### AIM
Reproduce the following material exactly, including every line.

### DATA SUPPLIED
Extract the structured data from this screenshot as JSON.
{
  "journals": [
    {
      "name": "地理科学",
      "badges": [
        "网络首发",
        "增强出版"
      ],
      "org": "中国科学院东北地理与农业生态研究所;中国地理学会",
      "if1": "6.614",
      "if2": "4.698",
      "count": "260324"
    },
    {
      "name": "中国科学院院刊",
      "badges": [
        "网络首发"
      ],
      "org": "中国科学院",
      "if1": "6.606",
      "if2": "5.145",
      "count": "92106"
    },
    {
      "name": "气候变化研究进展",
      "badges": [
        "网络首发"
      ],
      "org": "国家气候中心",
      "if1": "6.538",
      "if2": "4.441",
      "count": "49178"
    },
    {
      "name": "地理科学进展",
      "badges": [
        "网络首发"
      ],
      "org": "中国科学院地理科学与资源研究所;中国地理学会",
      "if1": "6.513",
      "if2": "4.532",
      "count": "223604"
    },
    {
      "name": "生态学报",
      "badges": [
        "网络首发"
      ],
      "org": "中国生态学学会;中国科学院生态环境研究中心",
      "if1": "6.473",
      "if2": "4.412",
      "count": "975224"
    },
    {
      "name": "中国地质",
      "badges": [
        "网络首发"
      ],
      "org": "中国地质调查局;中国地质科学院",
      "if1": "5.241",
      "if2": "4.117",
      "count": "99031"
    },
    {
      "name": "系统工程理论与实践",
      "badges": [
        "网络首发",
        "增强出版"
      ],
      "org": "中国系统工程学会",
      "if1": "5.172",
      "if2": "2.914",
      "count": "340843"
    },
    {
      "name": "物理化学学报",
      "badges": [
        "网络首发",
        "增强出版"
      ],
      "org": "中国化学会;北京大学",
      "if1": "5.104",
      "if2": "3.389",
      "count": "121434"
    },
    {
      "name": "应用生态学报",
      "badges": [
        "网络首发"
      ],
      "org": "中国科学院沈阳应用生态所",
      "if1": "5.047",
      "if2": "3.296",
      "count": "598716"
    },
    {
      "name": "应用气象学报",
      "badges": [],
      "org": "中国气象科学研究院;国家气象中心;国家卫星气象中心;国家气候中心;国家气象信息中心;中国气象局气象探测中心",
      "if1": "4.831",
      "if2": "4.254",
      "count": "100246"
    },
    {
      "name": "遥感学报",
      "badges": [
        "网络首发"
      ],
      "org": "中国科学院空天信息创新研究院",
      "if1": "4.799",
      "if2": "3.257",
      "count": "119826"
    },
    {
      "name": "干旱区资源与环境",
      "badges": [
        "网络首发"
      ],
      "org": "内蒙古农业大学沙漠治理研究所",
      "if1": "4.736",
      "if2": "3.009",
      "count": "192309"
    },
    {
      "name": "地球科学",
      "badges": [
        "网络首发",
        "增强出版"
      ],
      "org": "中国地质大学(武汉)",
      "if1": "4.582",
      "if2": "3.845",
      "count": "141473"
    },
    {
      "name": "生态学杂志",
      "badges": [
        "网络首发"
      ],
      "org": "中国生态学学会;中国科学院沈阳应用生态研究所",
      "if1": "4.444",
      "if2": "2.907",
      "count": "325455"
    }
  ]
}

### ANSWER TO THE TASK
Extract the structured data from this screenshot as JSON.
{
  "journals": [
    {
      "name": "地理科学",
      "badges": [
        "网络首发",
        "增强出版"
      ],
      "org": "中国科学院东北地理与农业生态研究所;中国地理学会",
      "if1": "6.614",
      "if2": "4.698",
      "count": "260324"
    },
    {
      "name": "中国科学院院刊",
      "badges": [
        "网络首发"
      ],
      "org": "中国科学院",
      "if1": "6.606",
      "if2": "5.145",
      "count": "92106"
    },
    {
      "name": "气候变化研究进展",
      "badges": [
        "网络首发"
      ],
      "org": "国家气候中心",
      "if1": "6.538",
      "if2": "4.441",
      "count": "49178"
    },
    {
      "name": "地理科学进展",
      "badges": [
        "网络首发"
      ],
      "org": "中国科学院地理科学与资源研究所;中国地理学会",
      "if1": "6.513",
      "if2": "4.532",
      "count": "223604"
    },
    {
      "name": "生态学报",
      "badges": [
        "网络首发"
      ],
      "org": "中国生态学学会;中国科学院生态环境研究中心",
      "if1": "6.473",
      "if2": "4.412",
      "count": "975224"
    },
    {
      "name": "中国地质",
      "badges": [
        "网络首发"
      ],
      "org": "中国地质调查局;中国地质科学院",
      "if1": "5.241",
      "if2": "4.117",
      "count": "99031"
    },
    {
      "name": "系统工程理论与实践",
      "badges": [
        "网络首发",
        "增强出版"
      ],
      "org": "中国系统工程学会",
      "if1": "5.172",
      "if2": "2.914",
      "count": "340843"
    },
    {
      "name": "物理化学学报",
      "badges": [
        "网络首发",
        "增强出版"
      ],
      "org": "中国化学会;北京大学",
      "if1": "5.104",
      "if2": "3.389",
      "count": "121434"
    },
    {
      "name": "应用生态学报",
      "badges": [
        "网络首发"
      ],
      "org": "中国科学院沈阳应用生态所",
      "if1": "5.047",
      "if2": "3.296",
      "count": "598716"
    },
    {
      "name": "应用气象学报",
      "badges": [],
      "org": "中国气象科学研究院;国家气象中心;国家卫星气象中心;国家气候中心;国家气象信息中心;中国气象局气象探测中心",
      "if1": "4.831",
      "if2": "4.254",
      "count": "100246"
    },
    {
      "name": "遥感学报",
      "badges": [
        "网络首发"
      ],
      "org": "中国科学院空天信息创新研究院",
      "if1": "4.799",
      "if2": "3.257",
      "count": "119826"
    },
    {
      "name": "干旱区资源与环境",
      "badges": [
        "网络首发"
      ],
      "org": "内蒙古农业大学沙漠治理研究所",
      "if1": "4.736",
      "if2": "3.009",
      "count": "192309"
    },
    {
      "name": "地球科学",
      "badges": [
        "网络首发",
        "增强出版"
      ],
      "org": "中国地质大学(武汉)",
      "if1": "4.582",
      "if2": "3.845",
      "count": "141473"
    },
    {
      "name": "生态学杂志",
      "badges": [
        "网络首发"
      ],
      "org": "中国生态学学会;中国科学院沈阳应用生态研究所",
      "if1": "4.444",
      "if2": "2.907",
      "count": "325455"
    }
  ]
}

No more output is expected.